====== INPUT ROWS
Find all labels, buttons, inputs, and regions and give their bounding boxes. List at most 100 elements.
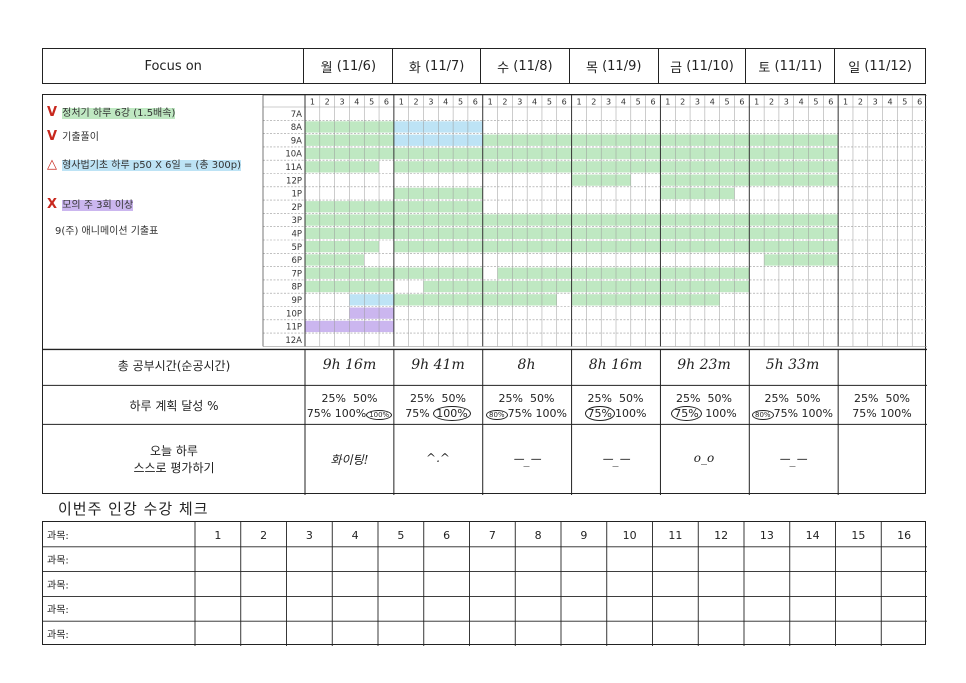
study-fill bbox=[497, 267, 572, 279]
lecture-number: 15 bbox=[851, 529, 865, 542]
minute-col-number: 5 bbox=[458, 98, 463, 107]
day-header-wed: 수 (11/8) bbox=[481, 49, 570, 83]
minute-col-number: 3 bbox=[695, 98, 700, 107]
total-wed: 8h bbox=[517, 357, 536, 373]
minute-col-number: 3 bbox=[339, 98, 344, 107]
check-mark-icon: V bbox=[47, 105, 58, 120]
study-fill bbox=[660, 187, 735, 200]
triangle-mark-icon: △ bbox=[47, 157, 57, 172]
hour-label: 8P bbox=[291, 283, 302, 293]
hour-label: 10A bbox=[285, 150, 302, 160]
minute-col-number: 2 bbox=[325, 98, 330, 107]
achievement-mon: 25% 50% 75% 100% 100% bbox=[305, 391, 394, 423]
minute-col-number: 6 bbox=[562, 98, 567, 107]
achievement-circle: 75% bbox=[671, 406, 702, 421]
study-fill bbox=[305, 241, 380, 253]
achievement-thu: 25% 50% 75% 100% bbox=[571, 391, 660, 421]
achievement-circle: 80% bbox=[752, 410, 774, 420]
achievement-sat: 25% 50% 80% 75% 100% bbox=[748, 391, 837, 423]
hour-label: 10P bbox=[286, 309, 302, 319]
day-header-thu: 목 (11/9) bbox=[570, 49, 659, 83]
minute-col-number: 1 bbox=[488, 98, 493, 107]
lecture-number: 2 bbox=[260, 529, 267, 542]
hour-label: 11P bbox=[286, 323, 302, 333]
hour-label: 7P bbox=[291, 269, 302, 279]
minute-col-number: 5 bbox=[636, 98, 641, 107]
eval-sat: ㅡ_ㅡ bbox=[778, 453, 807, 467]
minute-col-number: 5 bbox=[902, 98, 907, 107]
minute-col-number: 4 bbox=[710, 98, 715, 107]
lecture-number: 12 bbox=[714, 529, 728, 542]
self-eval-label: 오늘 하루 스스로 평가하기 bbox=[133, 444, 215, 475]
todo-text-3: 형사법기초 하루 p50 X 6일 = (총 300p) bbox=[62, 160, 242, 171]
achievement-circle: 80% bbox=[486, 410, 508, 420]
hour-label: 4P bbox=[291, 230, 302, 240]
day-header-sat: 토 (11/11) bbox=[746, 49, 836, 83]
lecture-subject-label: 과목: bbox=[47, 555, 69, 567]
hour-label: 2P bbox=[291, 203, 302, 213]
minute-col-number: 4 bbox=[532, 98, 537, 107]
study-fill bbox=[305, 161, 380, 173]
minute-col-number: 6 bbox=[739, 98, 744, 107]
lecture-number: 7 bbox=[489, 529, 496, 542]
minute-col-number: 4 bbox=[621, 98, 626, 107]
todo-item-2: V 기출풀이 bbox=[47, 125, 99, 144]
lecture-number: 11 bbox=[668, 529, 682, 542]
hour-label: 7A bbox=[291, 110, 302, 120]
minute-col-number: 3 bbox=[517, 98, 522, 107]
eval-tue: ^.^ bbox=[426, 451, 450, 465]
eval-thu: ㅡ_ㅡ bbox=[601, 453, 630, 467]
minute-col-number: 1 bbox=[310, 98, 315, 107]
achievement-fri: 25% 50% 75% 100% bbox=[660, 391, 748, 421]
hour-label: 1P bbox=[291, 190, 302, 200]
todo-text-5: 9(주) 애니메이션 기출표 bbox=[55, 226, 159, 237]
minute-col-number: 2 bbox=[680, 98, 685, 107]
x-mark-icon: X bbox=[47, 197, 58, 212]
minute-col-number: 2 bbox=[414, 98, 419, 107]
todo-text-1: 정처기 하루 6강 (1.5배속) bbox=[62, 108, 176, 119]
todo-text-4: 모의 주 3회 이상 bbox=[62, 200, 134, 211]
todo-text-2: 기출풀이 bbox=[62, 132, 99, 143]
lecture-check-title: 이번주 인강 수강 체크 bbox=[58, 500, 209, 518]
minute-col-number: 6 bbox=[828, 98, 833, 107]
lecture-number: 4 bbox=[352, 529, 359, 542]
minute-col-number: 2 bbox=[591, 98, 596, 107]
hour-label: 9P bbox=[291, 296, 302, 306]
focus-on-label: Focus on bbox=[43, 49, 305, 83]
minute-col-number: 3 bbox=[606, 98, 611, 107]
lecture-subject-label: 과목: bbox=[47, 530, 69, 542]
lecture-number: 3 bbox=[306, 529, 313, 542]
minute-col-number: 2 bbox=[858, 98, 863, 107]
todo-item-3: △ 형사법기초 하루 p50 X 6일 = (총 300p) bbox=[47, 153, 242, 172]
minute-col-number: 3 bbox=[428, 98, 433, 107]
minute-col-number: 4 bbox=[887, 98, 892, 107]
lecture-subject-label: 과목: bbox=[47, 579, 69, 591]
achievement-tue: 25% 50% 75% 100% bbox=[394, 391, 482, 421]
minute-col-number: 1 bbox=[665, 98, 670, 107]
lecture-number: 16 bbox=[897, 529, 911, 542]
lecture-number: 6 bbox=[443, 529, 450, 542]
hour-label: 9A bbox=[291, 136, 302, 146]
day-header-tue: 화 (11/7) bbox=[393, 49, 481, 83]
achievement-circle: 100% bbox=[433, 406, 471, 421]
minute-col-number: 2 bbox=[769, 98, 774, 107]
eval-mon: 화이팅! bbox=[330, 453, 369, 467]
minute-col-number: 2 bbox=[502, 98, 507, 107]
check-mark-icon: V bbox=[47, 129, 58, 144]
hour-label: 8A bbox=[291, 123, 302, 133]
header-row: Focus on 월 (11/6) 화 (11/7) 수 (11/8) 목 (1… bbox=[42, 48, 926, 84]
minute-col-number: 6 bbox=[473, 98, 478, 107]
achievement-circle: 100% bbox=[366, 410, 393, 420]
lecture-number: 1 bbox=[214, 529, 221, 542]
hour-label: 12P bbox=[286, 176, 302, 186]
lecture-number: 8 bbox=[535, 529, 542, 542]
hour-label: 12A bbox=[285, 336, 302, 346]
todo-item-4: X 모의 주 3회 이상 bbox=[47, 193, 134, 212]
minute-col-number: 5 bbox=[813, 98, 818, 107]
minute-col-number: 6 bbox=[384, 98, 389, 107]
lecture-subject-label: 과목: bbox=[47, 629, 69, 641]
study-fill bbox=[349, 294, 394, 306]
study-fill bbox=[764, 254, 839, 266]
============
__WHAT IS ASKED__: Turn the lines of every item above into one numbered list, skipping blank lines and leaving out the pictures.

__CORRECT RESULT__:
1. Find all labels, buttons, inputs, and regions and give their bounding boxes. List at most 100 elements.
2. study-fill bbox=[497, 267, 572, 279]
3. lecture-number: 15 bbox=[851, 529, 865, 542]
4. minute-col-number: 5 bbox=[458, 98, 463, 107]
5. day-header-wed: 수 (11/8) bbox=[481, 49, 570, 83]
6. minute-col-number: 3 bbox=[695, 98, 700, 107]
7. total-wed: 8h bbox=[517, 357, 536, 373]
8. minute-col-number: 3 bbox=[339, 98, 344, 107]
9. check-mark-icon: V bbox=[47, 105, 58, 120]
10. study-fill bbox=[660, 187, 735, 200]
11. triangle-mark-icon: △ bbox=[47, 157, 57, 172]
12. hour-label: 8P bbox=[291, 283, 302, 293]
13. hour-label: 10A bbox=[285, 150, 302, 160]
14. minute-col-number: 2 bbox=[325, 98, 330, 107]
15. achievement-mon: 25% 50% 75% 100% 100% bbox=[305, 391, 394, 423]
16. minute-col-number: 6 bbox=[562, 98, 567, 107]
17. achievement-circle: 75% bbox=[671, 406, 702, 421]
18. study-fill bbox=[305, 241, 380, 253]
19. achievement-thu: 25% 50% 75% 100% bbox=[571, 391, 660, 421]
20. achievement-circle: 80% bbox=[752, 410, 774, 420]
21. achievement-sat: 25% 50% 80% 75% 100% bbox=[748, 391, 837, 423]
22. hour-label: 10P bbox=[286, 309, 302, 319]
23. day-header-thu: 목 (11/9) bbox=[570, 49, 659, 83]
24. minute-col-number: 1 bbox=[488, 98, 493, 107]
25. lecture-number: 2 bbox=[260, 529, 267, 542]
26. hour-label: 11P bbox=[286, 323, 302, 333]
27. hour-label: 7P bbox=[291, 269, 302, 279]
28. minute-col-number: 5 bbox=[636, 98, 641, 107]
29. eval-sat: ㅡ_ㅡ bbox=[778, 453, 807, 467]
30. minute-col-number: 5 bbox=[902, 98, 907, 107]
31. minute-col-number: 4 bbox=[710, 98, 715, 107]
32. lecture-number: 12 bbox=[714, 529, 728, 542]
33. self-eval-label: 오늘 하루 스스로 평가하기 bbox=[133, 444, 215, 475]
34. todo-text-3: 형사법기초 하루 p50 X 6일 = (총 300p) bbox=[62, 160, 242, 171]
35. achievement-circle: 80% bbox=[486, 410, 508, 420]
36. hour-label: 4P bbox=[291, 230, 302, 240]
37. day-header-sat: 토 (11/11) bbox=[746, 49, 836, 83]
38. lecture-subject-label: 과목: bbox=[47, 555, 69, 567]
39. hour-label: 2P bbox=[291, 203, 302, 213]
40. minute-col-number: 4 bbox=[532, 98, 537, 107]
41. study-fill bbox=[305, 161, 380, 173]
42. minute-col-number: 6 bbox=[739, 98, 744, 107]
43. lecture-number: 7 bbox=[489, 529, 496, 542]
44. minute-col-number: 4 bbox=[621, 98, 626, 107]
45. todo-item-2: V 기출풀이 bbox=[47, 125, 99, 144]
46. lecture-number: 11 bbox=[668, 529, 682, 542]
47. hour-label: 7A bbox=[291, 110, 302, 120]
48. minute-col-number: 3 bbox=[517, 98, 522, 107]
49. eval-tue: ^.^ bbox=[426, 451, 450, 465]
50. eval-thu: ㅡ_ㅡ bbox=[601, 453, 630, 467]
51. minute-col-number: 1 bbox=[310, 98, 315, 107]
52. achievement-fri: 25% 50% 75% 100% bbox=[660, 391, 748, 421]
53. hour-label: 1P bbox=[291, 190, 302, 200]
54. todo-text-5: 9(주) 애니메이션 기출표 bbox=[55, 226, 159, 237]
55. minute-col-number: 2 bbox=[680, 98, 685, 107]
56. x-mark-icon: X bbox=[47, 197, 58, 212]
57. minute-col-number: 2 bbox=[414, 98, 419, 107]
58. todo-text-1: 정처기 하루 6강 (1.5배속) bbox=[62, 108, 176, 119]
59. todo-text-4: 모의 주 3회 이상 bbox=[62, 200, 134, 211]
60. todo-text-2: 기출풀이 bbox=[62, 132, 99, 143]
61. lecture-check-title: 이번주 인강 수강 체크 bbox=[58, 500, 209, 518]
62. minute-col-number: 6 bbox=[828, 98, 833, 107]
63. lecture-number: 4 bbox=[352, 529, 359, 542]
64. minute-col-number: 2 bbox=[591, 98, 596, 107]
65. hour-label: 9P bbox=[291, 296, 302, 306]
66. focus-on-label: Focus on bbox=[43, 49, 305, 83]
67. minute-col-number: 3 bbox=[606, 98, 611, 107]
68. lecture-subject-label: 과목: bbox=[47, 530, 69, 542]
69. lecture-number: 3 bbox=[306, 529, 313, 542]
70. minute-col-number: 2 bbox=[858, 98, 863, 107]
71. todo-item-3: △ 형사법기초 하루 p50 X 6일 = (총 300p) bbox=[47, 153, 242, 172]
72. minute-col-number: 3 bbox=[428, 98, 433, 107]
73. minute-col-number: 4 bbox=[887, 98, 892, 107]
74. lecture-subject-label: 과목: bbox=[47, 579, 69, 591]
75. achievement-tue: 25% 50% 75% 100% bbox=[394, 391, 482, 421]
76. minute-col-number: 1 bbox=[665, 98, 670, 107]
77. lecture-number: 16 bbox=[897, 529, 911, 542]
78. lecture-number: 6 bbox=[443, 529, 450, 542]
79. hour-label: 9A bbox=[291, 136, 302, 146]
80. day-header-tue: 화 (11/7) bbox=[393, 49, 481, 83]
81. achievement-circle: 100% bbox=[433, 406, 471, 421]
82. minute-col-number: 2 bbox=[769, 98, 774, 107]
83. eval-mon: 화이팅! bbox=[330, 453, 369, 467]
84. minute-col-number: 2 bbox=[502, 98, 507, 107]
85. check-mark-icon: V bbox=[47, 129, 58, 144]
86. hour-label: 8A bbox=[291, 123, 302, 133]
87. header-row: Focus on 월 (11/6) 화 (11/7) 수 (11/8) 목 (1… bbox=[42, 48, 926, 84]
88. minute-col-number: 6 bbox=[473, 98, 478, 107]
89. achievement-circle: 100% bbox=[366, 410, 393, 420]
90. lecture-number: 1 bbox=[214, 529, 221, 542]
91. hour-label: 12P bbox=[286, 176, 302, 186]
92. lecture-number: 8 bbox=[535, 529, 542, 542]
93. hour-label: 12A bbox=[285, 336, 302, 346]
94. todo-item-4: X 모의 주 3회 이상 bbox=[47, 193, 134, 212]
95. minute-col-number: 5 bbox=[813, 98, 818, 107]
96. minute-col-number: 6 bbox=[384, 98, 389, 107]
97. lecture-subject-label: 과목: bbox=[47, 629, 69, 641]
98. study-fill bbox=[349, 294, 394, 306]
99. study-fill bbox=[764, 254, 839, 266]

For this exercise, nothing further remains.